GIVEN EXERCISE:
Reproduce the records below exactly as they appear.

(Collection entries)
===============
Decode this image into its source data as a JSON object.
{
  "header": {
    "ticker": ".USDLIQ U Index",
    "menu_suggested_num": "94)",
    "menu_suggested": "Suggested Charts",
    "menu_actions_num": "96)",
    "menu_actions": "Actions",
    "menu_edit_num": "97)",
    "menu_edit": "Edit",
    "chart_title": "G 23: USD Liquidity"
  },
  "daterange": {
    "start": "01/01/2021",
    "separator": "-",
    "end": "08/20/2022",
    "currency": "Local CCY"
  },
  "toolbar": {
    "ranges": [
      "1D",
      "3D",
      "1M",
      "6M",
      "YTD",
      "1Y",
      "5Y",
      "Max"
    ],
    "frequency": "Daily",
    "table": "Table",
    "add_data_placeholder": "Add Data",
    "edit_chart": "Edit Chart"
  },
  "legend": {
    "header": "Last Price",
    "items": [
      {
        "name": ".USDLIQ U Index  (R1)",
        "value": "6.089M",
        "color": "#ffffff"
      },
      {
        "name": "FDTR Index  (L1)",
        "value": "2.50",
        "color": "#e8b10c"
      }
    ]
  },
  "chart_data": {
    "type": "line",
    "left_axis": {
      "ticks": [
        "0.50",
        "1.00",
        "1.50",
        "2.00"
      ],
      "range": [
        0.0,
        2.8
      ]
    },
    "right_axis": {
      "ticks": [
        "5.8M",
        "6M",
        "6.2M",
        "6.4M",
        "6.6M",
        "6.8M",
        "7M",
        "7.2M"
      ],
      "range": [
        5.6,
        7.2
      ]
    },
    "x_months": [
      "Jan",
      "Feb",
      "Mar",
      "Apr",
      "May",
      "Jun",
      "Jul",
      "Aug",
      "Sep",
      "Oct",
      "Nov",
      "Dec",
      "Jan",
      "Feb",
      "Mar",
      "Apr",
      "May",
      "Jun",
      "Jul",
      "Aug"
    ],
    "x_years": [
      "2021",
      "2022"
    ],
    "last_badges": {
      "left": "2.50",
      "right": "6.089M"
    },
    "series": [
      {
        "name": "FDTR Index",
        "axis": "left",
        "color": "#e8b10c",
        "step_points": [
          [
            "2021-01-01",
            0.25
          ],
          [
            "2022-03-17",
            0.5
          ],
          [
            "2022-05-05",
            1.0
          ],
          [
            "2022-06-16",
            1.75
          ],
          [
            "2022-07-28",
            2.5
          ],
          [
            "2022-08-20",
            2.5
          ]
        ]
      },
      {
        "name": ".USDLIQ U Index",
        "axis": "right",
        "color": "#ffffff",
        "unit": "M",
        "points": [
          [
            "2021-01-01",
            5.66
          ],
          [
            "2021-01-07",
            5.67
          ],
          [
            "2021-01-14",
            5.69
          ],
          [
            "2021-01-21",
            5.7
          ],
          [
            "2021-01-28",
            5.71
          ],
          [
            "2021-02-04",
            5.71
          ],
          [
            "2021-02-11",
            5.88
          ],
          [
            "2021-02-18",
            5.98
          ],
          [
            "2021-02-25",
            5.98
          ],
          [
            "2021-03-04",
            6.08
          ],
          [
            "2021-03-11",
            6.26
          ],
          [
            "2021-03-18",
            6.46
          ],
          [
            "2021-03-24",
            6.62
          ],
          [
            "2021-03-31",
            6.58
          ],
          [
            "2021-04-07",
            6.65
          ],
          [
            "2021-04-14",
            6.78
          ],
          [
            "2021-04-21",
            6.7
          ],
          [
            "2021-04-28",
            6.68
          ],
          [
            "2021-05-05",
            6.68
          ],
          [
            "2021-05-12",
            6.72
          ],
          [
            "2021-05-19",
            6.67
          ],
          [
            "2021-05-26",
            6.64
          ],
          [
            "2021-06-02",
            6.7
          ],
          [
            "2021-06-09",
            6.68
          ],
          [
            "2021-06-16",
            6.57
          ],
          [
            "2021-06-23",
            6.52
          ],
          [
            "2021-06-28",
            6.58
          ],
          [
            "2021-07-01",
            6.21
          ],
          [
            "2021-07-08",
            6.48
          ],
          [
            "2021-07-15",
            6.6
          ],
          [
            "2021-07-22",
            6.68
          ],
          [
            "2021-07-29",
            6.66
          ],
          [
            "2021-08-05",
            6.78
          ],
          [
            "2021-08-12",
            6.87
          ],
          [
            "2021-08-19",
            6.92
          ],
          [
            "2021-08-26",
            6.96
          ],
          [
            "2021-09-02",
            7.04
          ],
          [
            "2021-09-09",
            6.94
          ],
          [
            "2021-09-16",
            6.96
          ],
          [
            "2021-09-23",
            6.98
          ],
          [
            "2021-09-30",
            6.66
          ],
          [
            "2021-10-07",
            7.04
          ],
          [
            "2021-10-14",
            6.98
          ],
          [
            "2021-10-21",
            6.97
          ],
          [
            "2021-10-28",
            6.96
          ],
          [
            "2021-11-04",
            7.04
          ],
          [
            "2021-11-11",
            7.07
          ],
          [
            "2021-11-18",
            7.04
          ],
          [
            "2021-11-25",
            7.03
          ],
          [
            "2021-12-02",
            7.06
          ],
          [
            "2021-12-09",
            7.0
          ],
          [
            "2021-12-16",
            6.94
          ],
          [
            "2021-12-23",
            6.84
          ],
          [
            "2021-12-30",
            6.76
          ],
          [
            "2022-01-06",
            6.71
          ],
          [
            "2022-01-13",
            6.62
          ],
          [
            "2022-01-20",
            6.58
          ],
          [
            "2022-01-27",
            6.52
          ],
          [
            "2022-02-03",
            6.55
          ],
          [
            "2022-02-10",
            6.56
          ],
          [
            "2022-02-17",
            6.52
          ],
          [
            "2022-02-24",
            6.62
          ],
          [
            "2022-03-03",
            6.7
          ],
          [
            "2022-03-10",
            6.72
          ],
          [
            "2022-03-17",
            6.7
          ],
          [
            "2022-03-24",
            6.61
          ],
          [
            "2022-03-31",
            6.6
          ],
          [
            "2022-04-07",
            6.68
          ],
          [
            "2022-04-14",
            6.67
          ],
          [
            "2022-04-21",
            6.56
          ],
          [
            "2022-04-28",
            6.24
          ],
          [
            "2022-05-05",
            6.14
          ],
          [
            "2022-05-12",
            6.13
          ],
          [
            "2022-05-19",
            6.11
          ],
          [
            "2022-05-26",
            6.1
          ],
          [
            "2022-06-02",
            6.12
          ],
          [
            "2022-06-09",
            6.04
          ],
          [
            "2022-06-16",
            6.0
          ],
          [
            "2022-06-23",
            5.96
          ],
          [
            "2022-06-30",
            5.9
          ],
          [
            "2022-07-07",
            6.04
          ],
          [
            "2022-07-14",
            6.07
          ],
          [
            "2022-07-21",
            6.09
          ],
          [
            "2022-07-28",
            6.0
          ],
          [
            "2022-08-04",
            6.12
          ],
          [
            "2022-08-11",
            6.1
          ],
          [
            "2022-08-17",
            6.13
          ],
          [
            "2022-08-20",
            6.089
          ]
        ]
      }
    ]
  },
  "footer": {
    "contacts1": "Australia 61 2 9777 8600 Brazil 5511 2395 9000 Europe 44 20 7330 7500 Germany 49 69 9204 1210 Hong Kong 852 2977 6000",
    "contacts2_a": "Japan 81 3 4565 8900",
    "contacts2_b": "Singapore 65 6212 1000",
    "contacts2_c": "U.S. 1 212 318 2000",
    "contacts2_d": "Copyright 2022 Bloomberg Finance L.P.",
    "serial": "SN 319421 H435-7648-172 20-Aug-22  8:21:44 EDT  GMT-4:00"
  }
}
===============
PROBLEM SOLUTION:
Decode this image into its source data as a JSON object.
{
  "header": {
    "ticker": ".USDLIQ U Index",
    "menu_suggested_num": "94)",
    "menu_suggested": "Suggested Charts",
    "menu_actions_num": "96)",
    "menu_actions": "Actions",
    "menu_edit_num": "97)",
    "menu_edit": "Edit",
    "chart_title": "G 23: USD Liquidity"
  },
  "daterange": {
    "start": "01/01/2021",
    "separator": "-",
    "end": "08/20/2022",
    "currency": "Local CCY"
  },
  "toolbar": {
    "ranges": [
      "1D",
      "3D",
      "1M",
      "6M",
      "YTD",
      "1Y",
      "5Y",
      "Max"
    ],
    "frequency": "Daily",
    "table": "Table",
    "add_data_placeholder": "Add Data",
    "edit_chart": "Edit Chart"
  },
  "legend": {
    "header": "Last Price",
    "items": [
      {
        "name": ".USDLIQ U Index  (R1)",
        "value": "6.089M",
        "color": "#ffffff"
      },
      {
        "name": "FDTR Index  (L1)",
        "value": "2.50",
        "color": "#e8b10c"
      }
    ]
  },
  "chart_data": {
    "type": "line",
    "left_axis": {
      "ticks": [
        "0.50",
        "1.00",
        "1.50",
        "2.00"
      ],
      "range": [
        0.0,
        2.8
      ]
    },
    "right_axis": {
      "ticks": [
        "5.8M",
        "6M",
        "6.2M",
        "6.4M",
        "6.6M",
        "6.8M",
        "7M",
        "7.2M"
      ],
      "range": [
        5.6,
        7.2
      ]
    },
    "x_months": [
      "Jan",
      "Feb",
      "Mar",
      "Apr",
      "May",
      "Jun",
      "Jul",
      "Aug",
      "Sep",
      "Oct",
      "Nov",
      "Dec",
      "Jan",
      "Feb",
      "Mar",
      "Apr",
      "May",
      "Jun",
      "Jul",
      "Aug"
    ],
    "x_years": [
      "2021",
      "2022"
    ],
    "last_badges": {
      "left": "2.50",
      "right": "6.089M"
    },
    "series": [
      {
        "name": "FDTR Index",
        "axis": "left",
        "color": "#e8b10c",
        "step_points": [
          [
            "2021-01-01",
            0.25
          ],
          [
            "2022-03-17",
            0.5
          ],
          [
            "2022-05-05",
            1.0
          ],
          [
            "2022-06-16",
            1.75
          ],
          [
            "2022-07-28",
            2.5
          ],
          [
            "2022-08-20",
            2.5
          ]
        ]
      },
      {
        "name": ".USDLIQ U Index",
        "axis": "right",
        "color": "#ffffff",
        "unit": "M",
        "points": [
          [
            "2021-01-01",
            5.66
          ],
          [
            "2021-01-07",
            5.67
          ],
          [
            "2021-01-14",
            5.69
          ],
          [
            "2021-01-21",
            5.7
          ],
          [
            "2021-01-28",
            5.71
          ],
          [
            "2021-02-04",
            5.71
          ],
          [
            "2021-02-11",
            5.88
          ],
          [
            "2021-02-18",
            5.98
          ],
          [
            "2021-02-25",
            5.98
          ],
          [
            "2021-03-04",
            6.08
          ],
          [
            "2021-03-11",
            6.26
          ],
          [
            "2021-03-18",
            6.46
          ],
          [
            "2021-03-24",
            6.62
          ],
          [
            "2021-03-31",
            6.58
          ],
          [
            "2021-04-07",
            6.65
          ],
          [
            "2021-04-14",
            6.78
          ],
          [
            "2021-04-21",
            6.7
          ],
          [
            "2021-04-28",
            6.68
          ],
          [
            "2021-05-05",
            6.68
          ],
          [
            "2021-05-12",
            6.72
          ],
          [
            "2021-05-19",
            6.67
          ],
          [
            "2021-05-26",
            6.64
          ],
          [
            "2021-06-02",
            6.7
          ],
          [
            "2021-06-09",
            6.68
          ],
          [
            "2021-06-16",
            6.57
          ],
          [
            "2021-06-23",
            6.52
          ],
          [
            "2021-06-28",
            6.58
          ],
          [
            "2021-07-01",
            6.21
          ],
          [
            "2021-07-08",
            6.48
          ],
          [
            "2021-07-15",
            6.6
          ],
          [
            "2021-07-22",
            6.68
          ],
          [
            "2021-07-29",
            6.66
          ],
          [
            "2021-08-05",
            6.78
          ],
          [
            "2021-08-12",
            6.87
          ],
          [
            "2021-08-19",
            6.92
          ],
          [
            "2021-08-26",
            6.96
          ],
          [
            "2021-09-02",
            7.04
          ],
          [
            "2021-09-09",
            6.94
          ],
          [
            "2021-09-16",
            6.96
          ],
          [
            "2021-09-23",
            6.98
          ],
          [
            "2021-09-30",
            6.66
          ],
          [
            "2021-10-07",
            7.04
          ],
          [
            "2021-10-14",
            6.98
          ],
          [
            "2021-10-21",
            6.97
          ],
          [
            "2021-10-28",
            6.96
          ],
          [
            "2021-11-04",
            7.04
          ],
          [
            "2021-11-11",
            7.07
          ],
          [
            "2021-11-18",
            7.04
          ],
          [
            "2021-11-25",
            7.03
          ],
          [
            "2021-12-02",
            7.06
          ],
          [
            "2021-12-09",
            7.0
          ],
          [
            "2021-12-16",
            6.94
          ],
          [
            "2021-12-23",
            6.84
          ],
          [
            "2021-12-30",
            6.76
          ],
          [
            "2022-01-06",
            6.71
          ],
          [
            "2022-01-13",
            6.62
          ],
          [
            "2022-01-20",
            6.58
          ],
          [
            "2022-01-27",
            6.52
          ],
          [
            "2022-02-03",
            6.55
          ],
          [
            "2022-02-10",
            6.56
          ],
          [
            "2022-02-17",
            6.52
          ],
          [
            "2022-02-24",
            6.62
          ],
          [
            "2022-03-03",
            6.7
          ],
          [
            "2022-03-10",
            6.72
          ],
          [
            "2022-03-17",
            6.7
          ],
          [
            "2022-03-24",
            6.61
          ],
          [
            "2022-03-31",
            6.6
          ],
          [
            "2022-04-07",
            6.68
          ],
          [
            "2022-04-14",
            6.67
          ],
          [
            "2022-04-21",
            6.56
          ],
          [
            "2022-04-28",
            6.24
          ],
          [
            "2022-05-05",
            6.14
          ],
          [
            "2022-05-12",
            6.13
          ],
          [
            "2022-05-19",
            6.11
          ],
          [
            "2022-05-26",
            6.1
          ],
          [
            "2022-06-02",
            6.12
          ],
          [
            "2022-06-09",
            6.04
          ],
          [
            "2022-06-16",
            6.0
          ],
          [
            "2022-06-23",
            5.96
          ],
          [
            "2022-06-30",
            5.9
          ],
          [
            "2022-07-07",
            6.04
          ],
          [
            "2022-07-14",
            6.07
          ],
          [
            "2022-07-21",
            6.09
          ],
          [
            "2022-07-28",
            6.0
          ],
          [
            "2022-08-04",
            6.12
          ],
          [
            "2022-08-11",
            6.1
          ],
          [
            "2022-08-17",
            6.13
          ],
          [
            "2022-08-20",
            6.089
          ]
        ]
      }
    ]
  },
  "footer": {
    "contacts1": "Australia 61 2 9777 8600 Brazil 5511 2395 9000 Europe 44 20 7330 7500 Germany 49 69 9204 1210 Hong Kong 852 2977 6000",
    "contacts2_a": "Japan 81 3 4565 8900",
    "contacts2_b": "Singapore 65 6212 1000",
    "contacts2_c": "U.S. 1 212 318 2000",
    "contacts2_d": "Copyright 2022 Bloomberg Finance L.P.",
    "serial": "SN 319421 H435-7648-172 20-Aug-22  8:21:44 EDT  GMT-4:00"
  }
}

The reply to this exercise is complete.